Chart and figure data:
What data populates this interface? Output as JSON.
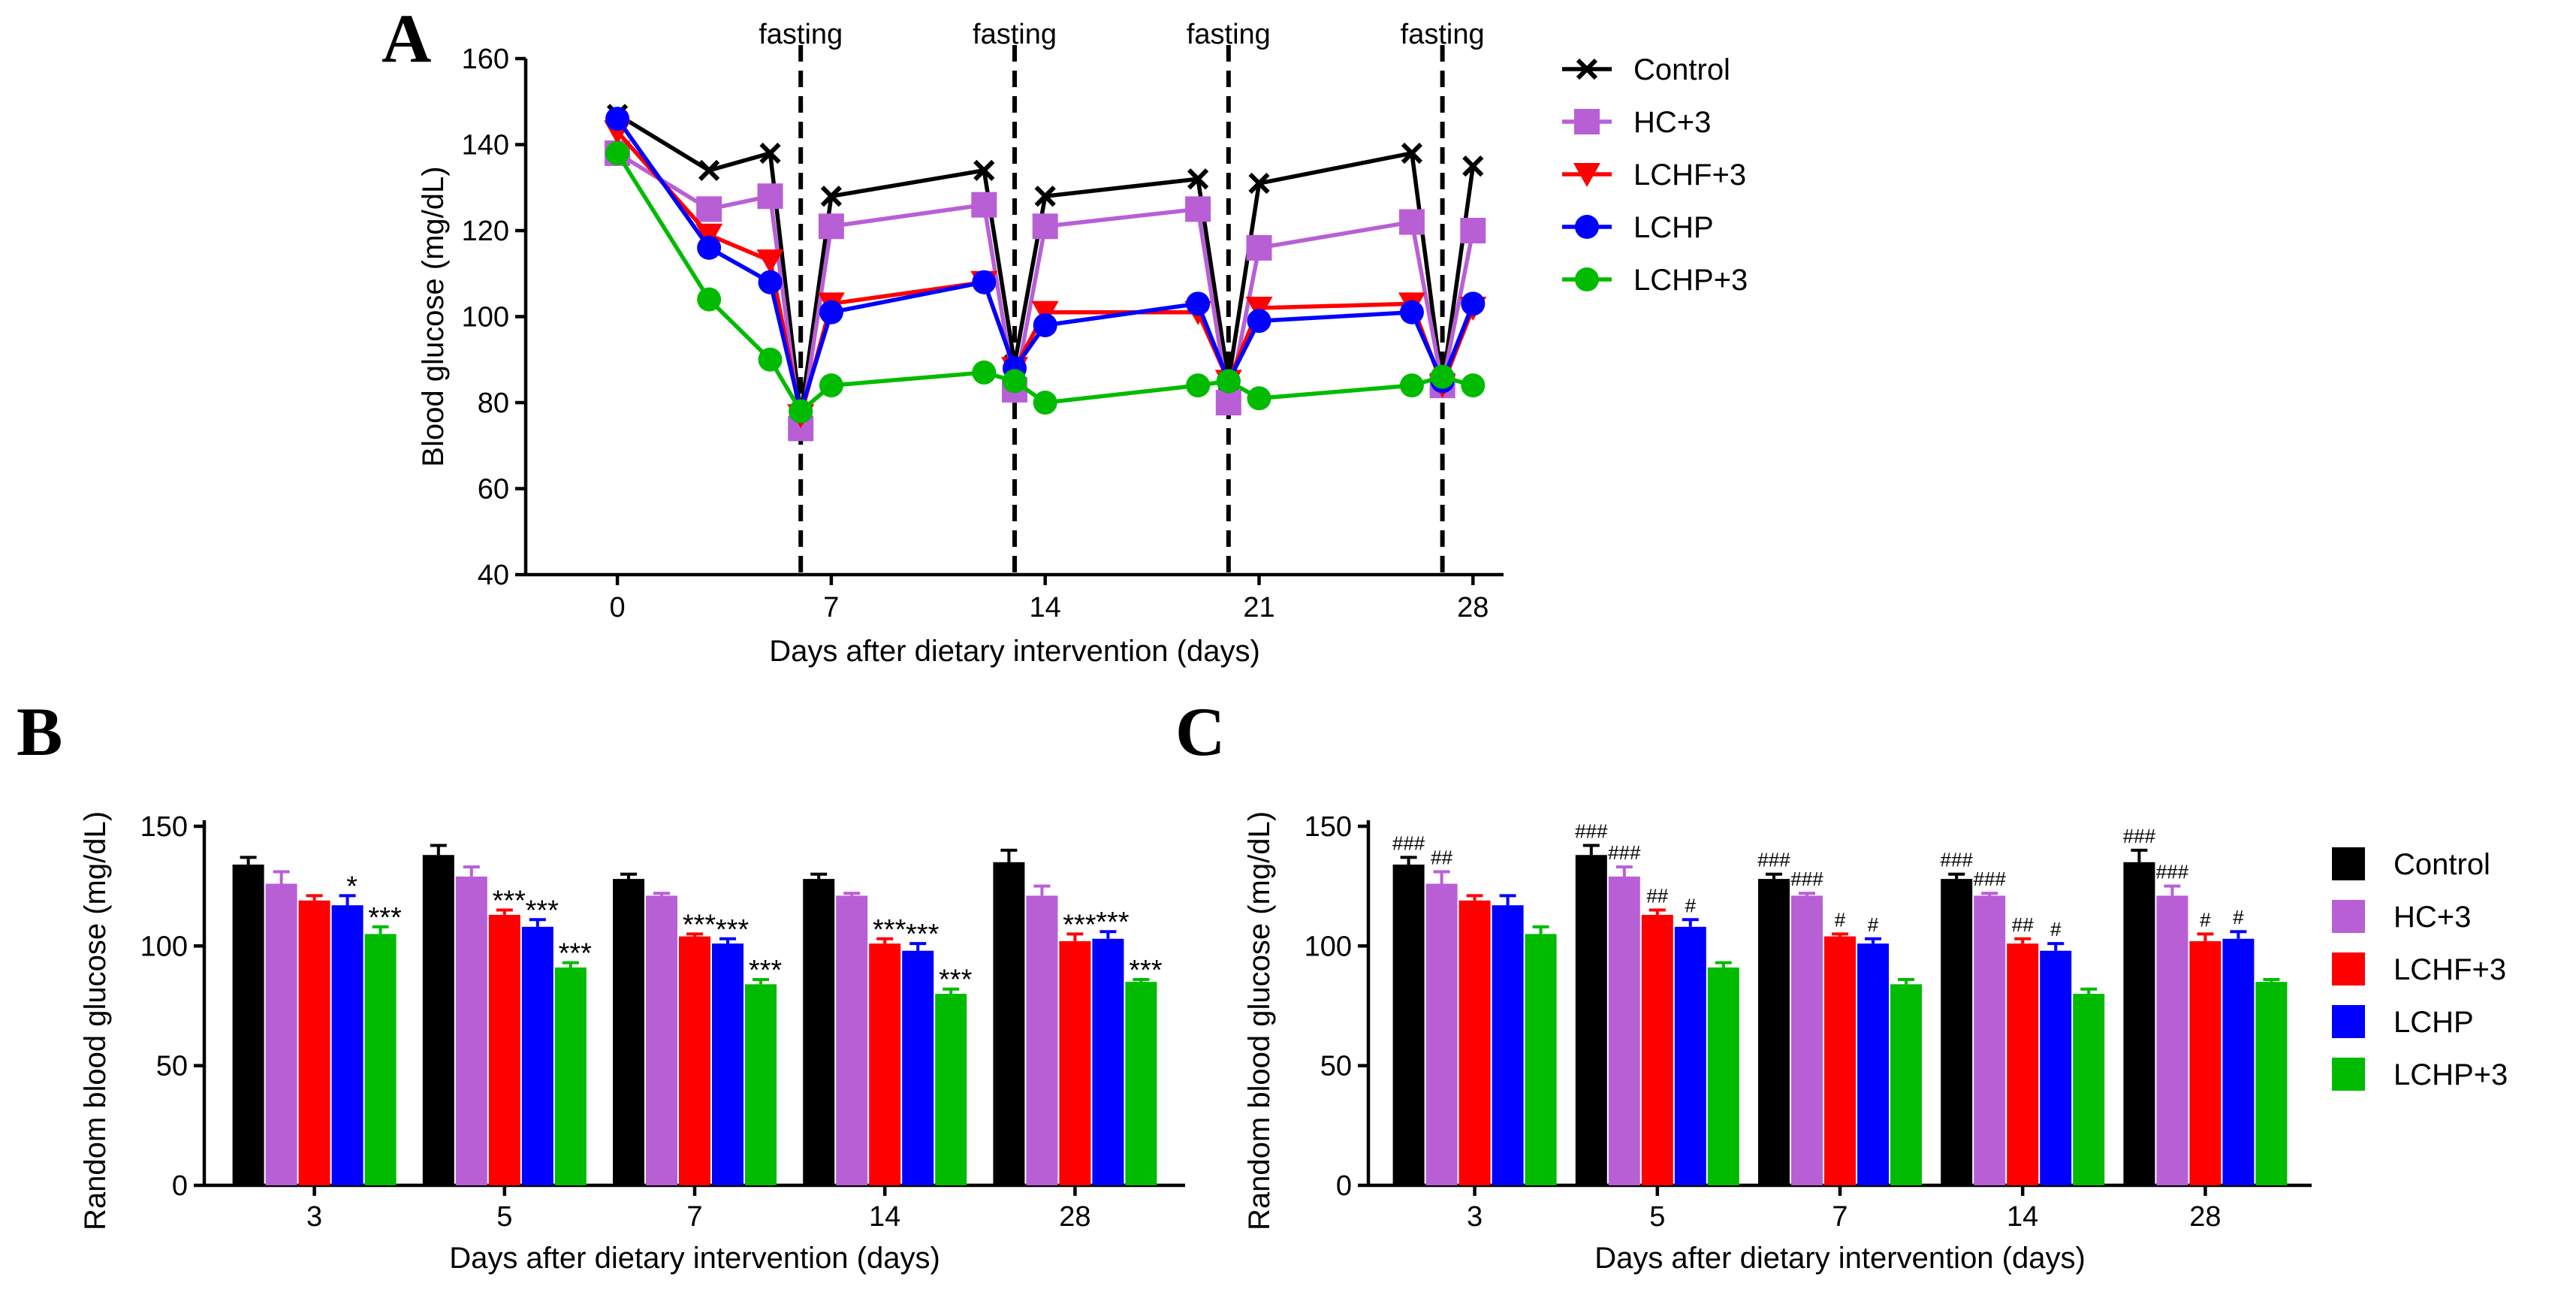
{
  "chart_data": [
    {
      "id": "A",
      "type": "line",
      "panel_label": "A",
      "xlabel": "Days after dietary intervention (days)",
      "ylabel": "Blood glucose (mg/dL)",
      "xlim": [
        -3,
        29
      ],
      "ylim": [
        40,
        160
      ],
      "xticks": [
        0,
        7,
        14,
        21,
        28
      ],
      "yticks": [
        40,
        60,
        80,
        100,
        120,
        140,
        160
      ],
      "fasting_label": "fasting",
      "fasting_days": [
        6,
        13,
        20,
        27
      ],
      "series": [
        {
          "name": "Control",
          "color": "#000000",
          "marker": "x",
          "x": [
            0,
            3,
            5,
            6,
            7,
            12,
            13,
            14,
            19,
            20,
            21,
            26,
            27,
            28
          ],
          "y": [
            147,
            134,
            138,
            77,
            128,
            134,
            89,
            128,
            132,
            85,
            131,
            138,
            84,
            135
          ]
        },
        {
          "name": "HC+3",
          "color": "#B85FD6",
          "marker": "square",
          "x": [
            0,
            3,
            5,
            6,
            7,
            12,
            13,
            14,
            19,
            20,
            21,
            26,
            27,
            28
          ],
          "y": [
            138,
            125,
            128,
            74,
            121,
            126,
            83,
            121,
            125,
            80,
            116,
            122,
            84,
            120
          ]
        },
        {
          "name": "LCHF+3",
          "color": "#FF0000",
          "marker": "triangle-down",
          "x": [
            0,
            3,
            5,
            6,
            7,
            12,
            13,
            14,
            19,
            20,
            21,
            26,
            27,
            28
          ],
          "y": [
            143,
            119,
            113,
            77,
            103,
            108,
            88,
            101,
            101,
            85,
            102,
            103,
            84,
            102
          ]
        },
        {
          "name": "LCHP",
          "color": "#0000FF",
          "marker": "circle",
          "x": [
            0,
            3,
            5,
            6,
            7,
            12,
            13,
            14,
            19,
            20,
            21,
            26,
            27,
            28
          ],
          "y": [
            146,
            116,
            108,
            78,
            101,
            108,
            88,
            98,
            103,
            85,
            99,
            101,
            85,
            103
          ]
        },
        {
          "name": "LCHP+3",
          "color": "#00BB00",
          "marker": "circle",
          "x": [
            0,
            3,
            5,
            6,
            7,
            12,
            13,
            14,
            19,
            20,
            21,
            26,
            27,
            28
          ],
          "y": [
            138,
            104,
            90,
            78,
            84,
            87,
            85,
            80,
            84,
            85,
            81,
            84,
            86,
            84
          ]
        }
      ]
    },
    {
      "id": "B",
      "type": "bar",
      "panel_label": "B",
      "xlabel": "Days after dietary intervention (days)",
      "ylabel": "Random blood glucose  (mg/dL)",
      "ylim": [
        0,
        150
      ],
      "yticks": [
        0,
        50,
        100,
        150
      ],
      "categories": [
        "3",
        "5",
        "7",
        "14",
        "28"
      ],
      "series": [
        {
          "name": "Control",
          "color": "#000000",
          "values": [
            134,
            138,
            128,
            128,
            135
          ],
          "errors": [
            3,
            4,
            2,
            2,
            5
          ],
          "annotations": [
            "",
            "",
            "",
            "",
            ""
          ]
        },
        {
          "name": "HC+3",
          "color": "#B85FD6",
          "values": [
            126,
            129,
            121,
            121,
            121
          ],
          "errors": [
            5,
            4,
            1,
            1,
            4
          ],
          "annotations": [
            "",
            "",
            "",
            "",
            ""
          ]
        },
        {
          "name": "LCHF+3",
          "color": "#FF0000",
          "values": [
            119,
            113,
            104,
            101,
            102
          ],
          "errors": [
            2,
            2,
            1,
            2,
            3
          ],
          "annotations": [
            "",
            "***",
            "***",
            "***",
            "***"
          ]
        },
        {
          "name": "LCHP",
          "color": "#0000FF",
          "values": [
            117,
            108,
            101,
            98,
            103
          ],
          "errors": [
            4,
            3,
            2,
            3,
            3
          ],
          "annotations": [
            "*",
            "***",
            "***",
            "***",
            "***"
          ]
        },
        {
          "name": "LCHP+3",
          "color": "#00BB00",
          "values": [
            105,
            91,
            84,
            80,
            85
          ],
          "errors": [
            3,
            2,
            2,
            2,
            1
          ],
          "annotations": [
            "***",
            "***",
            "***",
            "***",
            "***"
          ]
        }
      ]
    },
    {
      "id": "C",
      "type": "bar",
      "panel_label": "C",
      "xlabel": "Days after dietary intervention (days)",
      "ylabel": "Random blood glucose  (mg/dL)",
      "ylim": [
        0,
        150
      ],
      "yticks": [
        0,
        50,
        100,
        150
      ],
      "categories": [
        "3",
        "5",
        "7",
        "14",
        "28"
      ],
      "legend": [
        "Control",
        "HC+3",
        "LCHF+3",
        "LCHP",
        "LCHP+3"
      ],
      "series": [
        {
          "name": "Control",
          "color": "#000000",
          "values": [
            134,
            138,
            128,
            128,
            135
          ],
          "errors": [
            3,
            4,
            2,
            2,
            5
          ],
          "annotations": [
            "###",
            "###",
            "###",
            "###",
            "###"
          ]
        },
        {
          "name": "HC+3",
          "color": "#B85FD6",
          "values": [
            126,
            129,
            121,
            121,
            121
          ],
          "errors": [
            5,
            4,
            1,
            1,
            4
          ],
          "annotations": [
            "##",
            "###",
            "###",
            "###",
            "###"
          ]
        },
        {
          "name": "LCHF+3",
          "color": "#FF0000",
          "values": [
            119,
            113,
            104,
            101,
            102
          ],
          "errors": [
            2,
            2,
            1,
            2,
            3
          ],
          "annotations": [
            "",
            "##",
            "#",
            "##",
            "#"
          ]
        },
        {
          "name": "LCHP",
          "color": "#0000FF",
          "values": [
            117,
            108,
            101,
            98,
            103
          ],
          "errors": [
            4,
            3,
            2,
            3,
            3
          ],
          "annotations": [
            "",
            "#",
            "#",
            "#",
            "#"
          ]
        },
        {
          "name": "LCHP+3",
          "color": "#00BB00",
          "values": [
            105,
            91,
            84,
            80,
            85
          ],
          "errors": [
            3,
            2,
            2,
            2,
            1
          ],
          "annotations": [
            "",
            "",
            "",
            "",
            ""
          ]
        }
      ]
    }
  ]
}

- [What needs to be done]: Copy out the data above exactly, except the pictures.

- [Task output]:
What data populates this interface? Output as JSON.
{
  "chart_data": [
    {
      "id": "A",
      "type": "line",
      "panel_label": "A",
      "xlabel": "Days after dietary intervention (days)",
      "ylabel": "Blood glucose (mg/dL)",
      "xlim": [
        -3,
        29
      ],
      "ylim": [
        40,
        160
      ],
      "xticks": [
        0,
        7,
        14,
        21,
        28
      ],
      "yticks": [
        40,
        60,
        80,
        100,
        120,
        140,
        160
      ],
      "fasting_label": "fasting",
      "fasting_days": [
        6,
        13,
        20,
        27
      ],
      "series": [
        {
          "name": "Control",
          "color": "#000000",
          "marker": "x",
          "x": [
            0,
            3,
            5,
            6,
            7,
            12,
            13,
            14,
            19,
            20,
            21,
            26,
            27,
            28
          ],
          "y": [
            147,
            134,
            138,
            77,
            128,
            134,
            89,
            128,
            132,
            85,
            131,
            138,
            84,
            135
          ]
        },
        {
          "name": "HC+3",
          "color": "#B85FD6",
          "marker": "square",
          "x": [
            0,
            3,
            5,
            6,
            7,
            12,
            13,
            14,
            19,
            20,
            21,
            26,
            27,
            28
          ],
          "y": [
            138,
            125,
            128,
            74,
            121,
            126,
            83,
            121,
            125,
            80,
            116,
            122,
            84,
            120
          ]
        },
        {
          "name": "LCHF+3",
          "color": "#FF0000",
          "marker": "triangle-down",
          "x": [
            0,
            3,
            5,
            6,
            7,
            12,
            13,
            14,
            19,
            20,
            21,
            26,
            27,
            28
          ],
          "y": [
            143,
            119,
            113,
            77,
            103,
            108,
            88,
            101,
            101,
            85,
            102,
            103,
            84,
            102
          ]
        },
        {
          "name": "LCHP",
          "color": "#0000FF",
          "marker": "circle",
          "x": [
            0,
            3,
            5,
            6,
            7,
            12,
            13,
            14,
            19,
            20,
            21,
            26,
            27,
            28
          ],
          "y": [
            146,
            116,
            108,
            78,
            101,
            108,
            88,
            98,
            103,
            85,
            99,
            101,
            85,
            103
          ]
        },
        {
          "name": "LCHP+3",
          "color": "#00BB00",
          "marker": "circle",
          "x": [
            0,
            3,
            5,
            6,
            7,
            12,
            13,
            14,
            19,
            20,
            21,
            26,
            27,
            28
          ],
          "y": [
            138,
            104,
            90,
            78,
            84,
            87,
            85,
            80,
            84,
            85,
            81,
            84,
            86,
            84
          ]
        }
      ]
    },
    {
      "id": "B",
      "type": "bar",
      "panel_label": "B",
      "xlabel": "Days after dietary intervention (days)",
      "ylabel": "Random blood glucose  (mg/dL)",
      "ylim": [
        0,
        150
      ],
      "yticks": [
        0,
        50,
        100,
        150
      ],
      "categories": [
        "3",
        "5",
        "7",
        "14",
        "28"
      ],
      "series": [
        {
          "name": "Control",
          "color": "#000000",
          "values": [
            134,
            138,
            128,
            128,
            135
          ],
          "errors": [
            3,
            4,
            2,
            2,
            5
          ],
          "annotations": [
            "",
            "",
            "",
            "",
            ""
          ]
        },
        {
          "name": "HC+3",
          "color": "#B85FD6",
          "values": [
            126,
            129,
            121,
            121,
            121
          ],
          "errors": [
            5,
            4,
            1,
            1,
            4
          ],
          "annotations": [
            "",
            "",
            "",
            "",
            ""
          ]
        },
        {
          "name": "LCHF+3",
          "color": "#FF0000",
          "values": [
            119,
            113,
            104,
            101,
            102
          ],
          "errors": [
            2,
            2,
            1,
            2,
            3
          ],
          "annotations": [
            "",
            "***",
            "***",
            "***",
            "***"
          ]
        },
        {
          "name": "LCHP",
          "color": "#0000FF",
          "values": [
            117,
            108,
            101,
            98,
            103
          ],
          "errors": [
            4,
            3,
            2,
            3,
            3
          ],
          "annotations": [
            "*",
            "***",
            "***",
            "***",
            "***"
          ]
        },
        {
          "name": "LCHP+3",
          "color": "#00BB00",
          "values": [
            105,
            91,
            84,
            80,
            85
          ],
          "errors": [
            3,
            2,
            2,
            2,
            1
          ],
          "annotations": [
            "***",
            "***",
            "***",
            "***",
            "***"
          ]
        }
      ]
    },
    {
      "id": "C",
      "type": "bar",
      "panel_label": "C",
      "xlabel": "Days after dietary intervention (days)",
      "ylabel": "Random blood glucose  (mg/dL)",
      "ylim": [
        0,
        150
      ],
      "yticks": [
        0,
        50,
        100,
        150
      ],
      "categories": [
        "3",
        "5",
        "7",
        "14",
        "28"
      ],
      "legend": [
        "Control",
        "HC+3",
        "LCHF+3",
        "LCHP",
        "LCHP+3"
      ],
      "series": [
        {
          "name": "Control",
          "color": "#000000",
          "values": [
            134,
            138,
            128,
            128,
            135
          ],
          "errors": [
            3,
            4,
            2,
            2,
            5
          ],
          "annotations": [
            "###",
            "###",
            "###",
            "###",
            "###"
          ]
        },
        {
          "name": "HC+3",
          "color": "#B85FD6",
          "values": [
            126,
            129,
            121,
            121,
            121
          ],
          "errors": [
            5,
            4,
            1,
            1,
            4
          ],
          "annotations": [
            "##",
            "###",
            "###",
            "###",
            "###"
          ]
        },
        {
          "name": "LCHF+3",
          "color": "#FF0000",
          "values": [
            119,
            113,
            104,
            101,
            102
          ],
          "errors": [
            2,
            2,
            1,
            2,
            3
          ],
          "annotations": [
            "",
            "##",
            "#",
            "##",
            "#"
          ]
        },
        {
          "name": "LCHP",
          "color": "#0000FF",
          "values": [
            117,
            108,
            101,
            98,
            103
          ],
          "errors": [
            4,
            3,
            2,
            3,
            3
          ],
          "annotations": [
            "",
            "#",
            "#",
            "#",
            "#"
          ]
        },
        {
          "name": "LCHP+3",
          "color": "#00BB00",
          "values": [
            105,
            91,
            84,
            80,
            85
          ],
          "errors": [
            3,
            2,
            2,
            2,
            1
          ],
          "annotations": [
            "",
            "",
            "",
            "",
            ""
          ]
        }
      ]
    }
  ]
}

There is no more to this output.